§ **Provided records**
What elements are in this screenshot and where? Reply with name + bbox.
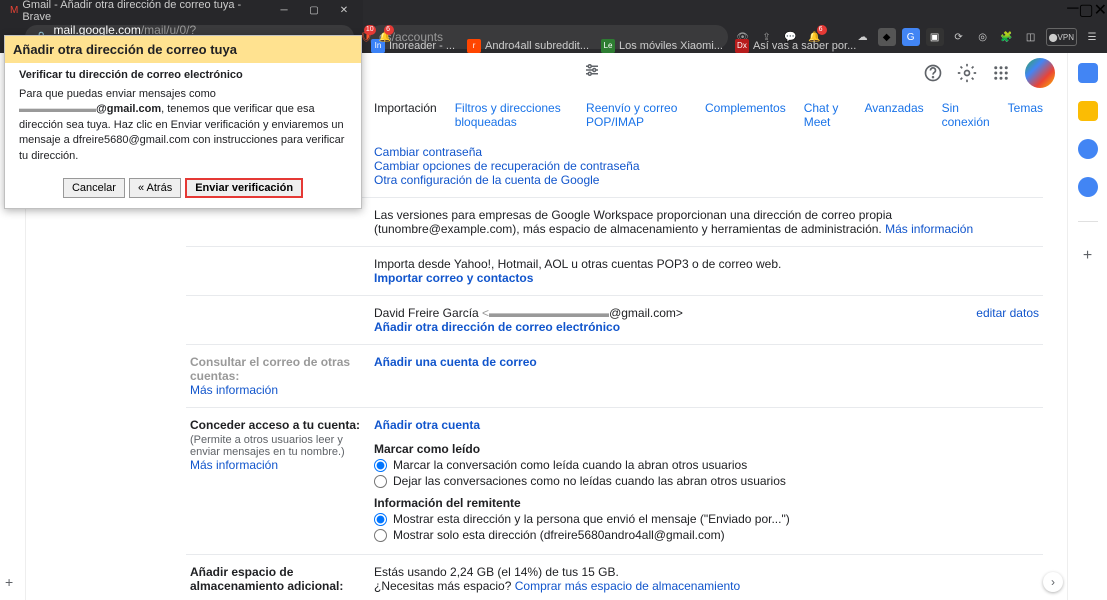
tab-import[interactable]: Importación: [374, 101, 437, 129]
mark-read-title: Marcar como leído: [374, 442, 1039, 456]
cancel-button[interactable]: Cancelar: [63, 178, 125, 198]
workspace-text: Las versiones para empresas de Google Wo…: [374, 208, 892, 236]
tune-icon[interactable]: [583, 61, 607, 85]
section-sublabel: (Permite a otros usuarios leer y enviar …: [190, 434, 366, 458]
tasks-icon[interactable]: [1078, 139, 1098, 159]
google-account-link[interactable]: Otra configuración de la cuenta de Googl…: [374, 173, 599, 187]
section-label: Conceder acceso a tu cuenta:: [190, 418, 366, 432]
tab-chat[interactable]: Chat y Meet: [804, 101, 847, 129]
dialog-subtitle: Verificar tu dirección de correo electró…: [5, 63, 361, 83]
send-verification-button[interactable]: Enviar verificación: [185, 178, 303, 198]
user-name: David Freire García: [374, 306, 479, 320]
section-import: Importa desde Yahoo!, Hotmail, AOL u otr…: [186, 247, 1043, 296]
dialog-title: Añadir otra dirección de correo tuya: [5, 36, 361, 63]
tab-forward[interactable]: Reenvío y correo POP/IMAP: [586, 101, 687, 129]
contacts-icon[interactable]: [1078, 177, 1098, 197]
radio-show-only-address[interactable]: [374, 529, 387, 542]
import-contacts-link[interactable]: Importar correo y contactos: [374, 271, 533, 285]
apps-icon[interactable]: [991, 63, 1011, 83]
win-min-icon[interactable]: ─: [269, 1, 299, 21]
radio-leave-unread[interactable]: [374, 475, 387, 488]
keep-icon[interactable]: [1078, 101, 1098, 121]
scroll-right-icon[interactable]: ›: [1043, 572, 1063, 592]
add-mail-account-link[interactable]: Añadir una cuenta de correo: [374, 355, 537, 369]
calendar-icon[interactable]: [1078, 63, 1098, 83]
buy-storage-link[interactable]: Comprar más espacio de almacenamiento: [515, 579, 740, 593]
storage-usage: Estás usando 2,24 GB (el 14%) de tus 15 …: [374, 565, 1039, 579]
help-icon[interactable]: [923, 63, 943, 83]
section-grant-access: Conceder acceso a tu cuenta: (Permite a …: [186, 408, 1043, 555]
bookmark-item[interactable]: DxAsí vas a saber por...: [735, 39, 856, 53]
win-min-icon[interactable]: ─: [1067, 0, 1078, 21]
section-storage: Añadir espacio de almacenamiento adicion…: [186, 555, 1043, 600]
dialog-body: Para que puedas enviar mensajes como ▬▬▬…: [5, 83, 361, 172]
edit-data-link[interactable]: editar datos: [976, 306, 1039, 320]
tab-advanced[interactable]: Avanzadas: [864, 101, 923, 129]
section-label: Añadir espacio de almacenamiento adicion…: [190, 565, 366, 593]
add-account-link[interactable]: Añadir otra cuenta: [374, 418, 480, 432]
tab-addons[interactable]: Complementos: [705, 101, 786, 129]
plus-icon[interactable]: +: [5, 574, 21, 590]
bookmark-item[interactable]: LeLos móviles Xiaomi...: [601, 39, 723, 53]
section-sendas: David Freire García <▬▬▬▬▬▬▬▬▬▬@gmail.co…: [186, 296, 1043, 345]
more-info-link[interactable]: Más información: [190, 383, 278, 397]
win-close-icon[interactable]: ✕: [1094, 0, 1107, 21]
add-addon-icon[interactable]: +: [1078, 246, 1098, 266]
section-label: Consultar el correo de otras cuentas:: [190, 355, 366, 383]
tab-title: Gmail - Añadir otra dirección de correo …: [22, 0, 263, 23]
add-address-link[interactable]: Añadir otra dirección de correo electrón…: [374, 320, 620, 334]
avatar[interactable]: [1025, 58, 1055, 88]
back-button[interactable]: « Atrás: [129, 178, 181, 198]
browser-tab[interactable]: M Gmail - Añadir otra dirección de corre…: [4, 2, 269, 20]
tab-offline[interactable]: Sin conexión: [942, 101, 990, 129]
dialog-buttons: Cancelar « Atrás Enviar verificación: [5, 172, 361, 208]
radio-label: Mostrar solo esta dirección (dfreire5680…: [393, 528, 725, 542]
import-text: Importa desde Yahoo!, Hotmail, AOL u otr…: [374, 257, 1039, 271]
storage-question: ¿Necesitas más espacio?: [374, 579, 511, 593]
bookmarks-bar: InInoreader - ... rAndro4all subreddit..…: [363, 38, 1107, 53]
gmail-favicon: M: [10, 5, 18, 16]
window-titlebar: M Gmail - Añadir otra dirección de corre…: [0, 0, 363, 21]
bookmark-item[interactable]: rAndro4all subreddit...: [467, 39, 589, 53]
radio-show-sender[interactable]: [374, 513, 387, 526]
more-info-link[interactable]: Más información: [190, 458, 278, 472]
sender-info-title: Información del remitente: [374, 496, 1039, 510]
win-max-icon[interactable]: ▢: [299, 1, 329, 21]
radio-label: Mostrar esta dirección y la persona que …: [393, 512, 790, 526]
user-email: @gmail.com>: [609, 306, 683, 320]
radio-label: Dejar las conversaciones como no leídas …: [393, 474, 786, 488]
change-password-link[interactable]: Cambiar contraseña: [374, 145, 482, 159]
change-recovery-link[interactable]: Cambiar opciones de recuperación de cont…: [374, 159, 640, 173]
more-info-link[interactable]: Más información: [885, 222, 973, 236]
side-rail: +: [1067, 53, 1107, 600]
win-max-icon[interactable]: ▢: [1078, 0, 1093, 21]
bell-icon[interactable]: 🔔6: [379, 28, 391, 46]
win-close-icon[interactable]: ✕: [329, 1, 359, 21]
radio-label: Marcar la conversación como leída cuando…: [393, 458, 747, 472]
radio-mark-read[interactable]: [374, 459, 387, 472]
verify-dialog: Añadir otra dirección de correo tuya Ver…: [4, 35, 362, 209]
tab-themes[interactable]: Temas: [1008, 101, 1043, 129]
gear-icon[interactable]: [957, 63, 977, 83]
tab-filters[interactable]: Filtros y direcciones bloqueadas: [455, 101, 568, 129]
section-check-mail: Consultar el correo de otras cuentas: Má…: [186, 345, 1043, 408]
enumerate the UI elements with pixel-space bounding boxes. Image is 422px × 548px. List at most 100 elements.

§ **What you have to do**
Transcribe all of the items above line for line, leaving out the pictures.

§ **Exercise output**
What elements are in this screenshot and where? Reply with name + bbox.
tab-import[interactable]: Importación: [374, 101, 437, 129]
mark-read-title: Marcar como leído: [374, 442, 1039, 456]
cancel-button[interactable]: Cancelar: [63, 178, 125, 198]
workspace-text: Las versiones para empresas de Google Wo…: [374, 208, 892, 236]
tune-icon[interactable]: [583, 61, 607, 85]
section-sublabel: (Permite a otros usuarios leer y enviar …: [190, 434, 366, 458]
tasks-icon[interactable]: [1078, 139, 1098, 159]
google-account-link[interactable]: Otra configuración de la cuenta de Googl…: [374, 173, 599, 187]
section-label: Conceder acceso a tu cuenta:: [190, 418, 366, 432]
tab-chat[interactable]: Chat y Meet: [804, 101, 847, 129]
dialog-subtitle: Verificar tu dirección de correo electró…: [5, 63, 361, 83]
send-verification-button[interactable]: Enviar verificación: [185, 178, 303, 198]
user-name: David Freire García: [374, 306, 479, 320]
section-import: Importa desde Yahoo!, Hotmail, AOL u otr…: [186, 247, 1043, 296]
dialog-title: Añadir otra dirección de correo tuya: [5, 36, 361, 63]
tab-forward[interactable]: Reenvío y correo POP/IMAP: [586, 101, 687, 129]
contacts-icon[interactable]: [1078, 177, 1098, 197]
radio-show-only-address[interactable]: [374, 529, 387, 542]
import-contacts-link[interactable]: Importar correo y contactos: [374, 271, 533, 285]
apps-icon[interactable]: [991, 63, 1011, 83]
win-min-icon[interactable]: ─: [269, 1, 299, 21]
radio-leave-unread[interactable]: [374, 475, 387, 488]
keep-icon[interactable]: [1078, 101, 1098, 121]
scroll-right-icon[interactable]: ›: [1043, 572, 1063, 592]
add-mail-account-link[interactable]: Añadir una cuenta de correo: [374, 355, 537, 369]
calendar-icon[interactable]: [1078, 63, 1098, 83]
buy-storage-link[interactable]: Comprar más espacio de almacenamiento: [515, 579, 740, 593]
storage-usage: Estás usando 2,24 GB (el 14%) de tus 15 …: [374, 565, 1039, 579]
help-icon[interactable]: [923, 63, 943, 83]
section-grant-access: Conceder acceso a tu cuenta: (Permite a …: [186, 408, 1043, 555]
bookmark-item[interactable]: DxAsí vas a saber por...: [735, 39, 856, 53]
win-min-icon[interactable]: ─: [1067, 0, 1078, 21]
section-storage: Añadir espacio de almacenamiento adicion…: [186, 555, 1043, 600]
dialog-body: Para que puedas enviar mensajes como ▬▬▬…: [5, 83, 361, 172]
edit-data-link[interactable]: editar datos: [976, 306, 1039, 320]
tab-advanced[interactable]: Avanzadas: [864, 101, 923, 129]
section-label: Añadir espacio de almacenamiento adicion…: [190, 565, 366, 593]
add-account-link[interactable]: Añadir otra cuenta: [374, 418, 480, 432]
tab-addons[interactable]: Complementos: [705, 101, 786, 129]
plus-icon[interactable]: +: [5, 574, 21, 590]
bookmark-item[interactable]: LeLos móviles Xiaomi...: [601, 39, 723, 53]
section-sendas: David Freire García <▬▬▬▬▬▬▬▬▬▬@gmail.co…: [186, 296, 1043, 345]
more-info-link[interactable]: Más información: [190, 383, 278, 397]
win-close-icon[interactable]: ✕: [1094, 0, 1107, 21]
add-addon-icon[interactable]: +: [1078, 246, 1098, 266]
section-label: Consultar el correo de otras cuentas:: [190, 355, 366, 383]
tab-title: Gmail - Añadir otra dirección de correo …: [22, 0, 263, 23]
add-address-link[interactable]: Añadir otra dirección de correo electrón…: [374, 320, 620, 334]
avatar[interactable]: [1025, 58, 1055, 88]
back-button[interactable]: « Atrás: [129, 178, 181, 198]
browser-tab[interactable]: M Gmail - Añadir otra dirección de corre…: [4, 2, 269, 20]
tab-offline[interactable]: Sin conexión: [942, 101, 990, 129]
dialog-buttons: Cancelar « Atrás Enviar verificación: [5, 172, 361, 208]
radio-label: Mostrar solo esta dirección (dfreire5680…: [393, 528, 725, 542]
import-text: Importa desde Yahoo!, Hotmail, AOL u otr…: [374, 257, 1039, 271]
storage-question: ¿Necesitas más espacio?: [374, 579, 511, 593]
bookmarks-bar: InInoreader - ... rAndro4all subreddit..…: [363, 38, 1107, 53]
gmail-favicon: M: [10, 5, 18, 16]
window-titlebar: M Gmail - Añadir otra dirección de corre…: [0, 0, 363, 21]
bookmark-item[interactable]: rAndro4all subreddit...: [467, 39, 589, 53]
radio-show-sender[interactable]: [374, 513, 387, 526]
more-info-link[interactable]: Más información: [190, 458, 278, 472]
sender-info-title: Información del remitente: [374, 496, 1039, 510]
win-max-icon[interactable]: ▢: [299, 1, 329, 21]
radio-label: Mostrar esta dirección y la persona que …: [393, 512, 790, 526]
user-email: @gmail.com>: [609, 306, 683, 320]
radio-label: Dejar las conversaciones como no leídas …: [393, 474, 786, 488]
change-password-link[interactable]: Cambiar contraseña: [374, 145, 482, 159]
change-recovery-link[interactable]: Cambiar opciones de recuperación de cont…: [374, 159, 640, 173]
more-info-link[interactable]: Más información: [885, 222, 973, 236]
side-rail: +: [1067, 53, 1107, 600]
win-max-icon[interactable]: ▢: [1078, 0, 1093, 21]
bell-icon[interactable]: 🔔6: [379, 28, 391, 46]
win-close-icon[interactable]: ✕: [329, 1, 359, 21]
radio-label: Marcar la conversación como leída cuando…: [393, 458, 747, 472]
radio-mark-read[interactable]: [374, 459, 387, 472]
verify-dialog: Añadir otra dirección de correo tuya Ver…: [4, 35, 362, 209]
tab-themes[interactable]: Temas: [1008, 101, 1043, 129]
gear-icon[interactable]: [957, 63, 977, 83]
tab-filters[interactable]: Filtros y direcciones bloqueadas: [455, 101, 568, 129]
section-check-mail: Consultar el correo de otras cuentas: Má…: [186, 345, 1043, 408]
enumerate the UI elements with pixel-space bounding boxes. Image is 422px × 548px. List at most 100 elements.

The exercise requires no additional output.